> [Written instruction 1] Print the entire post on the pairing of Boring in Oregon with Dull in Perthshire, reproducing it verbatim.

> [Document excerpt]
══════════════════════════════

Before anyone gets upset, I’m not declaring Perthshire (in Scotland, for non-UK visitors) or Oregon, USA boring. But when I was thinking about what I find boring this morning, I was concerned that this could turn into a whinge post. I looked up the word boring on Google to find if it had any alternative/ancient/quirky meanings I could work on, but had barely got past ‘not interesting; tedious’ when I spotted Boring in Oregon in the sidebar. So I clicked to see results for that instead – and came across the kind of quirky stuff that I love.
It seems the people of Boring in Oregon have trouble persuading people that it’s a great place to visit. So when the inhabitants of Dull in Perthshire (well, the members of the women’s book club, actually) approached them with the idea of twinning up for the sake of a laugh and good publicity in 2012, they voted yes.
Apparently the two places can’t be official twins because they’re too different (who knew there were RULES for that kind of thing??). Boring is a town with over 12,000 people and Dull is a tiny village with just 84 residents (although obviously big enough to have a single sex book club? Don’t even get me started on the equality issue…). So they’ve gone for a ‘declaration of pairing’ – sounds as bizarre as Chris Martin and Gwyneth Paltrow’s ‘Conscious Uncoupling’ to me!
Dull (Gaelic derivation: may come from snare, meadow or coffin strap) and Boring (named after William H Boring, an early homesteader in the area), have really got into it. Dull got a new sign and marked the initial announcement with a street party in June that year, while inn Boring, they have a Dull and Boring Day on August 9th. There are bagpipes and ice-cream, apparently. Blimey!
And now the Australian town of Bland is keen to join. Well, they can’t use a ‘declaration of pairing’, can they. There’s three of them. It’s bad English.

══════════════════════════════

> [Written instruction 2] Output the portion of the records that runs from their first line through the line containing "window-title: Intruder attack", inclusive, copying those lines verbatim and nothing else.

══════════════════════════════

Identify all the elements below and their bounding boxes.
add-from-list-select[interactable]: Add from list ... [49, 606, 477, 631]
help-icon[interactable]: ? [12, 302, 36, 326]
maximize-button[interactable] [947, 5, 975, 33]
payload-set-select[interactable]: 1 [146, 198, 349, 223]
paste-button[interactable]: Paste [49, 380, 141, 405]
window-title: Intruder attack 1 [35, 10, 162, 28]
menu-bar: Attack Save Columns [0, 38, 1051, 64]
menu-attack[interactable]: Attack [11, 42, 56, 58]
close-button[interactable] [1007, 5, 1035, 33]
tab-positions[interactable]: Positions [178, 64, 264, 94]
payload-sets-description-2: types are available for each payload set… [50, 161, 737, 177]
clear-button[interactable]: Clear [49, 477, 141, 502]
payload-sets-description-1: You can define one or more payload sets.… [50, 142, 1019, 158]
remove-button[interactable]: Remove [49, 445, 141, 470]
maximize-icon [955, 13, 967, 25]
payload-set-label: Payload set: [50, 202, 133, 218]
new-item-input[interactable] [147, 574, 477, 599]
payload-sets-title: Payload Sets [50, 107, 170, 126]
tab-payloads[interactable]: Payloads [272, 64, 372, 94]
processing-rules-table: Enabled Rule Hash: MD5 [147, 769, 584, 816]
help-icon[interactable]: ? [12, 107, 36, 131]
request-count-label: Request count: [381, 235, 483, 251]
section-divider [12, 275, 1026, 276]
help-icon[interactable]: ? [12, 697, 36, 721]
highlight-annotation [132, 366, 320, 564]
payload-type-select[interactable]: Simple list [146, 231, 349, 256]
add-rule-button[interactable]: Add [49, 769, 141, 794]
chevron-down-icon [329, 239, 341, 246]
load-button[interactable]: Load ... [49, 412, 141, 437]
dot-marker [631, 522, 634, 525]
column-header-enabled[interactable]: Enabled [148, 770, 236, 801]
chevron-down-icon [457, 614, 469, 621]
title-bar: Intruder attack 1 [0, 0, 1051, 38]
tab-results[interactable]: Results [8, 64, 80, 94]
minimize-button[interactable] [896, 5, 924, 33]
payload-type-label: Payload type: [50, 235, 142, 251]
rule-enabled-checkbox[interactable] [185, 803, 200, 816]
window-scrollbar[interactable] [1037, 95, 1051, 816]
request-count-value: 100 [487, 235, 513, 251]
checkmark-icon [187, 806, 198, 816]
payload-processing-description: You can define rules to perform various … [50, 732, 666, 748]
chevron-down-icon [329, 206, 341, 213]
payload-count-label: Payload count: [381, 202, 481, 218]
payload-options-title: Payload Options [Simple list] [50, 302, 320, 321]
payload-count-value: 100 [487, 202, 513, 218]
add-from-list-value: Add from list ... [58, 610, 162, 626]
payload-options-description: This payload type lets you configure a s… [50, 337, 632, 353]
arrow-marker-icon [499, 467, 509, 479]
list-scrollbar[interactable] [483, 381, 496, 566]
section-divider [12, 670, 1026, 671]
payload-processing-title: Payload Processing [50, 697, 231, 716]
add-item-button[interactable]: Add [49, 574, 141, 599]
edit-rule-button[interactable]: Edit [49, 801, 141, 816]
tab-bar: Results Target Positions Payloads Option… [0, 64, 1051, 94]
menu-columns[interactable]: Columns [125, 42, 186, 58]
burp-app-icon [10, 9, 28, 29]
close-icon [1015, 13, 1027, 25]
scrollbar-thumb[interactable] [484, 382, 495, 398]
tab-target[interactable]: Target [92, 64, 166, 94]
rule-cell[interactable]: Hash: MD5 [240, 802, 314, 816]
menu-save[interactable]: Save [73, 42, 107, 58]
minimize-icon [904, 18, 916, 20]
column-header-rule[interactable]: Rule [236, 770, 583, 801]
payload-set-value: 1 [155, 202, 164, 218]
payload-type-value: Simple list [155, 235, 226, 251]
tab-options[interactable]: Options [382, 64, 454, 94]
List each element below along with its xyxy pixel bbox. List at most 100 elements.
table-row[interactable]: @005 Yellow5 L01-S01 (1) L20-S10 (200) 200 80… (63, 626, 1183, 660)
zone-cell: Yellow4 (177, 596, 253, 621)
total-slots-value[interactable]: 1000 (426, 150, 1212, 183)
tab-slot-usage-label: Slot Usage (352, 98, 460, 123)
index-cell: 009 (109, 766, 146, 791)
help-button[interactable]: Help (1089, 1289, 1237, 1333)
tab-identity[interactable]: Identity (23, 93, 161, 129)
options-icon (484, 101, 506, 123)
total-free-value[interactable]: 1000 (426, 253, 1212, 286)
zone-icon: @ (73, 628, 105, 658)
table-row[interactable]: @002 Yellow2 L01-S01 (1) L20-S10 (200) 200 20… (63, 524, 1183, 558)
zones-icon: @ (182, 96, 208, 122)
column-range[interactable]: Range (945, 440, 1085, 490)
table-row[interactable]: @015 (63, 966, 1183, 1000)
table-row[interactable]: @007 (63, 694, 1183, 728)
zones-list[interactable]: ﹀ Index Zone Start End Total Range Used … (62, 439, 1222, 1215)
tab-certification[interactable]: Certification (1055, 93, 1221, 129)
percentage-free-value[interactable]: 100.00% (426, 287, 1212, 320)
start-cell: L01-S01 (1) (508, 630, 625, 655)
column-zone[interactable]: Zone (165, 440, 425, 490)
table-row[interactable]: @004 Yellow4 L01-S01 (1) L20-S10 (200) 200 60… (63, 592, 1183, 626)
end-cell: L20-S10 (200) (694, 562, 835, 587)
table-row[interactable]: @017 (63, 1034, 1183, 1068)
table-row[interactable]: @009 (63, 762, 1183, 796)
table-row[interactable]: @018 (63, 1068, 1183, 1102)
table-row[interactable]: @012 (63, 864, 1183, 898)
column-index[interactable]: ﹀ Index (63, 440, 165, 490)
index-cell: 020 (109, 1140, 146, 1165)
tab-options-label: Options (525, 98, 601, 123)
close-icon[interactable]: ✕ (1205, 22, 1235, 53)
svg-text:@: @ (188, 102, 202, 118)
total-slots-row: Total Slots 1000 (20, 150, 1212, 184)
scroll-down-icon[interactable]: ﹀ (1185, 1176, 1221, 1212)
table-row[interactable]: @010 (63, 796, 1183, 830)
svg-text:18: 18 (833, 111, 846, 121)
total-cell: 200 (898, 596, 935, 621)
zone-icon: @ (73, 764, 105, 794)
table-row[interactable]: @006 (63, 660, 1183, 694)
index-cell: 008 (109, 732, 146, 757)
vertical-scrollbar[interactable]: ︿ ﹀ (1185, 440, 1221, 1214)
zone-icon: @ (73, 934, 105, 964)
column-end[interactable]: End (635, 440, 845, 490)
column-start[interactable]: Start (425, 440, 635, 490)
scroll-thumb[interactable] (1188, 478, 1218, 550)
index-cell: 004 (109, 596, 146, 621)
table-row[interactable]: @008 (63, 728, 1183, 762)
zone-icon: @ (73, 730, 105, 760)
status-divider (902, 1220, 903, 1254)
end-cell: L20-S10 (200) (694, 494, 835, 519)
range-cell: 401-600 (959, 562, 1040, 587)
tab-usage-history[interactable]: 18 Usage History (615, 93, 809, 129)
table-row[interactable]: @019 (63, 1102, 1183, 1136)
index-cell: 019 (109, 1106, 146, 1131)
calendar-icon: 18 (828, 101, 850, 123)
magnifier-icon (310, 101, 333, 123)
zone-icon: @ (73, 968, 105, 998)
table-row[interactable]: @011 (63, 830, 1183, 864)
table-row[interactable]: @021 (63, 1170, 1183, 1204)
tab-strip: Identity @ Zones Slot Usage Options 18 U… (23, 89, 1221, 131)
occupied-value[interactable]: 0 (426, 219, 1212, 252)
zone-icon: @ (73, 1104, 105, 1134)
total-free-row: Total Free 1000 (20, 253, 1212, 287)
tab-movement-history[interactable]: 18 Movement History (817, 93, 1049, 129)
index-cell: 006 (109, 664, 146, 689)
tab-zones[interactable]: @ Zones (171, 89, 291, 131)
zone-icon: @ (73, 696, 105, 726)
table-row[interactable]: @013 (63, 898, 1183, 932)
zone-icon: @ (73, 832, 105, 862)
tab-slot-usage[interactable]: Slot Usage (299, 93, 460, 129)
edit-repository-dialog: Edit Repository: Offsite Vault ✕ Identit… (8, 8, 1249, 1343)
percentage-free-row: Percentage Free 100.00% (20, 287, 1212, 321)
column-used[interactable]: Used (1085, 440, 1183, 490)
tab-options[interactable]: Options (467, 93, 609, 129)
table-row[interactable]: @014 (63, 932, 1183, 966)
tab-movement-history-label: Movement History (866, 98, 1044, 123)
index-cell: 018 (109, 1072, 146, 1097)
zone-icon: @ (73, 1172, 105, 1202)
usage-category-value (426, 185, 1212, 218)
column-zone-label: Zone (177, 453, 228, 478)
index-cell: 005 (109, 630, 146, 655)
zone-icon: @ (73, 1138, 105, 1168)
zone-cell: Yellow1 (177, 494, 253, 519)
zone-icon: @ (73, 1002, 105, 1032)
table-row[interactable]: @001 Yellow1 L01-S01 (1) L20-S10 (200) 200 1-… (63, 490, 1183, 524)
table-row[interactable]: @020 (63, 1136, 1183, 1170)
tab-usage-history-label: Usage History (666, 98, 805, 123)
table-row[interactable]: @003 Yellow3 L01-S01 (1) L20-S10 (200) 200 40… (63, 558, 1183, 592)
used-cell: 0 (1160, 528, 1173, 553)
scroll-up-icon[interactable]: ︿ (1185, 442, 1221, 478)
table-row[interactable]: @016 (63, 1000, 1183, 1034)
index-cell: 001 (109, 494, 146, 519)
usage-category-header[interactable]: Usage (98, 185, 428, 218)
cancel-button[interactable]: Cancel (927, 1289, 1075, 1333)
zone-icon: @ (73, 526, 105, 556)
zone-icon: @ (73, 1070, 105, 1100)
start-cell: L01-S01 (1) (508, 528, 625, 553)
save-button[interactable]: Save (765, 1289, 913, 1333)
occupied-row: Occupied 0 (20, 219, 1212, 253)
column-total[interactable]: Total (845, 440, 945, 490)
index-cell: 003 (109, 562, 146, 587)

══════════════════════════════

> [Task solution 1]
Before anyone gets upset, I’m not declaring Perthshire (in Scotland, for non-UK visitors) or Oregon, USA boring. But when I was thinking about what I find boring this morning, I was concerned that this could turn into a whinge post. I looked up the word boring on Google to find if it had any alternative/ancient/quirky meanings I could work on, but had barely got past ‘not interesting; tedious’ when I spotted Boring in Oregon in the sidebar. So I clicked to see results for that instead – and came across the kind of quirky stuff that I love.
It seems the people of Boring in Oregon have trouble persuading people that it’s a great place to visit. So when the inhabitants of Dull in Perthshire (well, the members of the women’s book club, actually) approached them with the idea of twinning up for the sake of a laugh and good publicity in 2012, they voted yes.
Apparently the two places can’t be official twins because they’re too different (who knew there were RULES for that kind of thing??). Boring is a town with over 12,000 people and Dull is a tiny village with just 84 residents (although obviously big enough to have a single sex book club? Don’t even get me started on the equality issue…). So they’ve gone for a ‘declaration of pairing’ – sounds as bizarre as Chris Martin and Gwyneth Paltrow’s ‘Conscious Uncoupling’ to me!
Dull (Gaelic derivation: may come from snare, meadow or coffin strap) and Boring (named after William H Boring, an early homesteader in the area), have really got into it. Dull got a new sign and marked the initial announcement with a street party in June that year, while inn Boring, they have a Dull and Boring Day on August 9th. There are bagpipes and ice-cream, apparently. Blimey!
And now the Australian town of Bland is keen to join. Well, they can’t use a ‘declaration of pairing’, can they. There’s three of them. It’s bad English.

> [Task solution 2]
Identify all the elements below and their bounding boxes.
add-from-list-select[interactable]: Add from list ... [49, 606, 477, 631]
help-icon[interactable]: ? [12, 302, 36, 326]
maximize-button[interactable] [947, 5, 975, 33]
payload-set-select[interactable]: 1 [146, 198, 349, 223]
paste-button[interactable]: Paste [49, 380, 141, 405]
window-title: Intruder attack 1 [35, 10, 162, 28]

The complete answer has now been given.